═════ Dataset ═════

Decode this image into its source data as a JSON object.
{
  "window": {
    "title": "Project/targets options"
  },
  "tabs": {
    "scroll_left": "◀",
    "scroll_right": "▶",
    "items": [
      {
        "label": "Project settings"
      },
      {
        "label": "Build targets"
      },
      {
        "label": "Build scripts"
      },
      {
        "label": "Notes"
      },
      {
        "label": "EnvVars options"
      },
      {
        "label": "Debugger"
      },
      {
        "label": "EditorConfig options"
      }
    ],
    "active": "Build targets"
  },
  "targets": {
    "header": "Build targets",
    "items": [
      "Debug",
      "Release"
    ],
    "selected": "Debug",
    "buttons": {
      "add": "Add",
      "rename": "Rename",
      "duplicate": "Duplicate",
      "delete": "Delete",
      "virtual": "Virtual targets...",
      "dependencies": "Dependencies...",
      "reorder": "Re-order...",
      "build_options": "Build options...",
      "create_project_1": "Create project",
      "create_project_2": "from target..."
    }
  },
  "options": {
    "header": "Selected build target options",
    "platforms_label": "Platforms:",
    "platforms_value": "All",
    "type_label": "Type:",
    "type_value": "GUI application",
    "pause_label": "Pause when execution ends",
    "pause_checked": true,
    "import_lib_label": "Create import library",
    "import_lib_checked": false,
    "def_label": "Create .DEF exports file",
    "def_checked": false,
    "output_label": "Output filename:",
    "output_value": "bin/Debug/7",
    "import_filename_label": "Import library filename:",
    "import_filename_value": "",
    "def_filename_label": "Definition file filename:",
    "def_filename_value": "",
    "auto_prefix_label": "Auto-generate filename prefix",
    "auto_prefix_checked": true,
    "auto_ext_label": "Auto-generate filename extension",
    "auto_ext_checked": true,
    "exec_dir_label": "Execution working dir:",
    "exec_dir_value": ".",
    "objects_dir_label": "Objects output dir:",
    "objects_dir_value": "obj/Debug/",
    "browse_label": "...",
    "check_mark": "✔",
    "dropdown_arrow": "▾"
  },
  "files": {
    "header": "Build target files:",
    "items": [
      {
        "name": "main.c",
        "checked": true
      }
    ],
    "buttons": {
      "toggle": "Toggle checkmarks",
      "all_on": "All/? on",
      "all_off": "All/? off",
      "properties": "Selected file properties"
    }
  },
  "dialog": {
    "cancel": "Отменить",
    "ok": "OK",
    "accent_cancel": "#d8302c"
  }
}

═════

What is expected: Give only the number of lines in the entries that contain "options".

Response to the task: 6